══ Dataset extract ══
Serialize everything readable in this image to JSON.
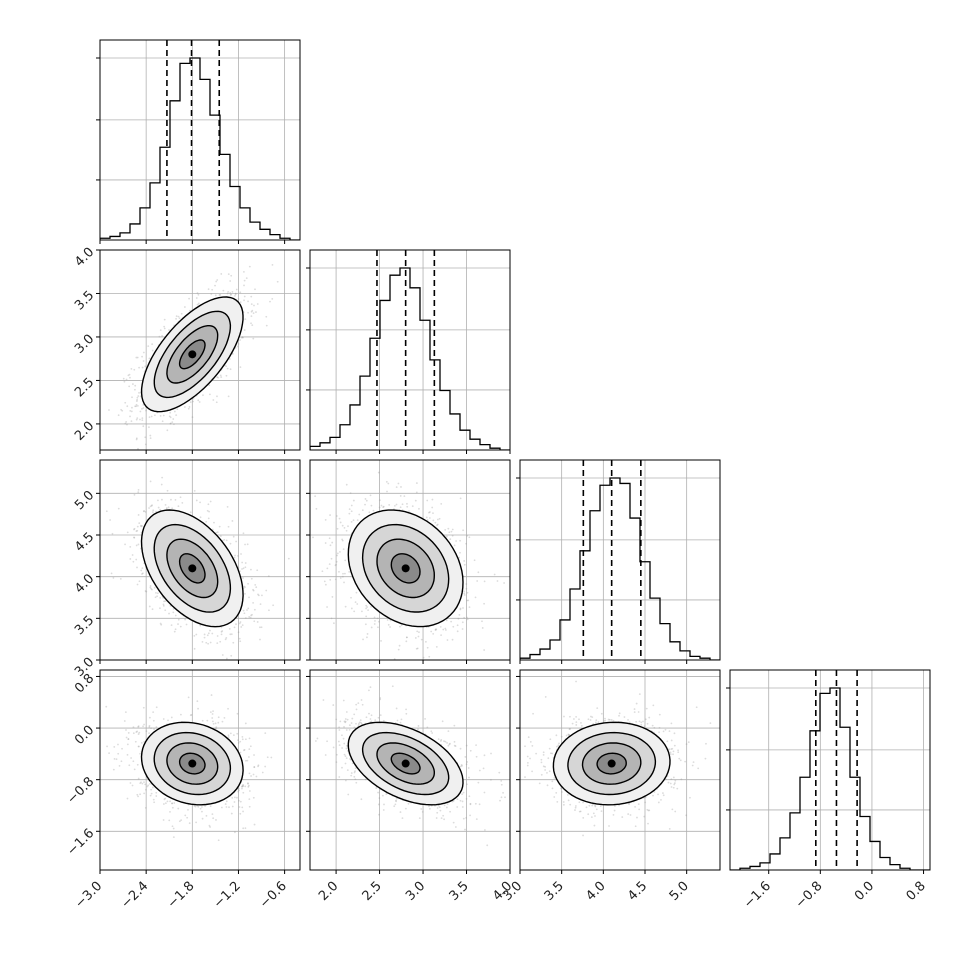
{
  "chart_data": {
    "type": "corner",
    "n_params": 4,
    "grid": true,
    "params": [
      {
        "index": 0,
        "range": [
          -3.0,
          -0.4
        ],
        "ticks": [
          -3.0,
          -2.4,
          -1.8,
          -1.2,
          -0.6
        ],
        "tick_labels": [
          "−3.0",
          "−2.4",
          "−1.8",
          "−1.2",
          "−0.6"
        ],
        "quantiles": [
          -2.13,
          -1.81,
          -1.45
        ]
      },
      {
        "index": 1,
        "range": [
          1.7,
          4.0
        ],
        "ticks": [
          2.0,
          2.5,
          3.0,
          3.5,
          4.0
        ],
        "tick_labels": [
          "2.0",
          "2.5",
          "3.0",
          "3.5",
          "4.0"
        ],
        "quantiles": [
          2.47,
          2.8,
          3.13
        ]
      },
      {
        "index": 2,
        "range": [
          3.0,
          5.4
        ],
        "ticks": [
          3.0,
          3.5,
          4.0,
          4.5,
          5.0
        ],
        "tick_labels": [
          "3.0",
          "3.5",
          "4.0",
          "4.5",
          "5.0"
        ],
        "quantiles": [
          3.76,
          4.1,
          4.45
        ]
      },
      {
        "index": 3,
        "range": [
          -2.2,
          0.9
        ],
        "ticks": [
          -1.6,
          -0.8,
          0.0,
          0.8
        ],
        "tick_labels": [
          "−1.6",
          "−0.8",
          "0.0",
          "0.8"
        ],
        "quantiles": [
          -0.87,
          -0.55,
          -0.23
        ]
      }
    ],
    "histograms": [
      {
        "param": 0,
        "edges_range": [
          -3.0,
          -0.4
        ],
        "counts": [
          1,
          2,
          4,
          9,
          18,
          32,
          52,
          78,
          99,
          102,
          90,
          70,
          48,
          30,
          18,
          10,
          6,
          3,
          1,
          0
        ]
      },
      {
        "param": 1,
        "edges_range": [
          1.7,
          4.0
        ],
        "counts": [
          2,
          4,
          7,
          14,
          25,
          41,
          62,
          83,
          97,
          101,
          90,
          72,
          50,
          33,
          20,
          11,
          6,
          3,
          1,
          0
        ]
      },
      {
        "param": 2,
        "edges_range": [
          3.0,
          5.4
        ],
        "counts": [
          1,
          3,
          6,
          11,
          22,
          39,
          60,
          82,
          96,
          100,
          97,
          78,
          54,
          34,
          20,
          10,
          5,
          2,
          1,
          0
        ]
      },
      {
        "param": 3,
        "edges_range": [
          -2.2,
          0.9
        ],
        "counts": [
          0,
          1,
          2,
          4,
          9,
          18,
          32,
          52,
          78,
          99,
          102,
          80,
          52,
          30,
          16,
          7,
          3,
          1,
          0,
          0
        ]
      }
    ],
    "pairs": [
      {
        "x_param": 0,
        "y_param": 1,
        "mean": [
          -1.8,
          2.8
        ],
        "sd": [
          0.33,
          0.33
        ],
        "rho": 0.65
      },
      {
        "x_param": 0,
        "y_param": 2,
        "mean": [
          -1.8,
          4.1
        ],
        "sd": [
          0.33,
          0.35
        ],
        "rho": -0.45
      },
      {
        "x_param": 1,
        "y_param": 2,
        "mean": [
          2.8,
          4.1
        ],
        "sd": [
          0.33,
          0.35
        ],
        "rho": -0.25
      },
      {
        "x_param": 0,
        "y_param": 3,
        "mean": [
          -1.8,
          -0.55
        ],
        "sd": [
          0.33,
          0.32
        ],
        "rho": -0.15
      },
      {
        "x_param": 1,
        "y_param": 3,
        "mean": [
          2.8,
          -0.55
        ],
        "sd": [
          0.33,
          0.32
        ],
        "rho": -0.45
      },
      {
        "x_param": 2,
        "y_param": 3,
        "mean": [
          4.1,
          -0.55
        ],
        "sd": [
          0.35,
          0.32
        ],
        "rho": 0.05
      }
    ],
    "contour_levels_sigma": [
      0.5,
      1.0,
      1.5,
      2.0
    ]
  }
}
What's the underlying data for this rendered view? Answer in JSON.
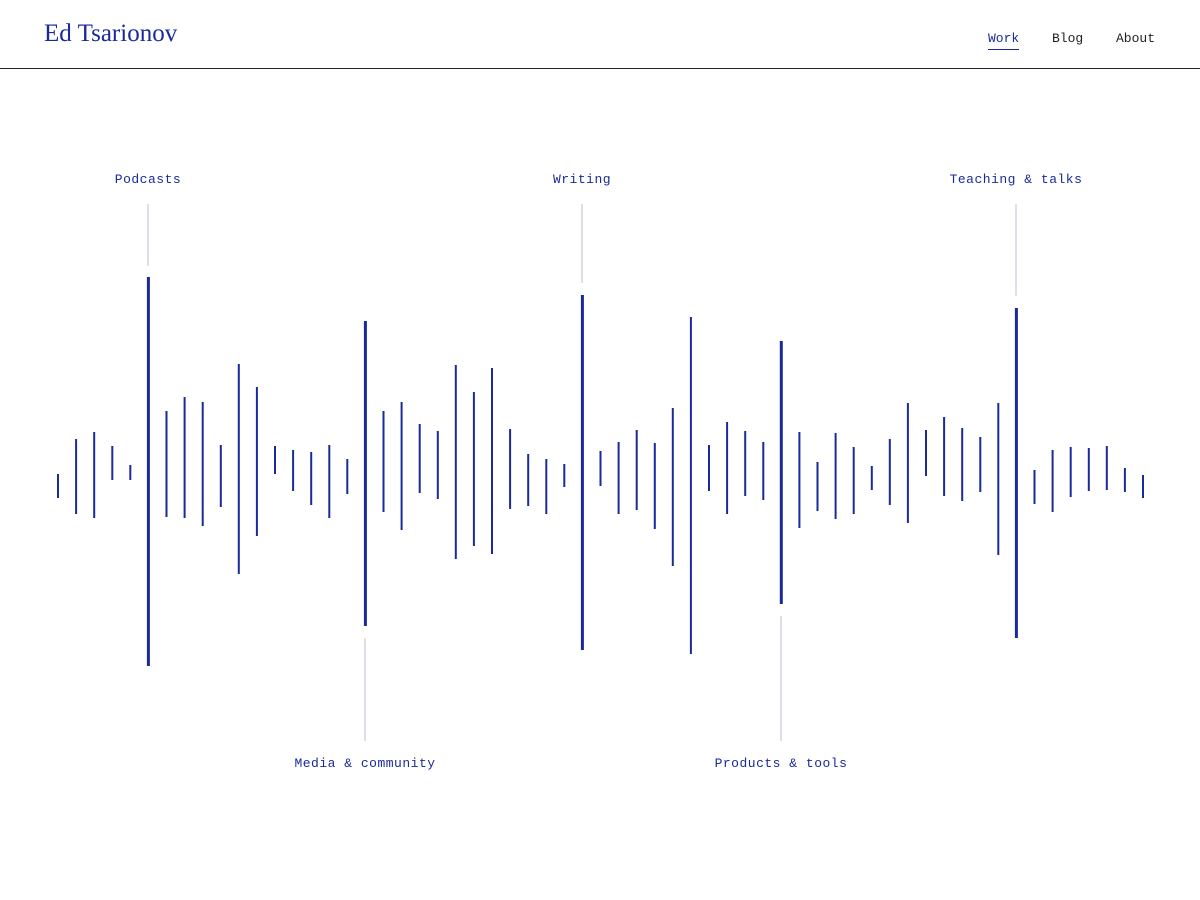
═══
• _What you will do_
Count how many lines above include the word "this" and answer with that figure only.

• _Complete output_
2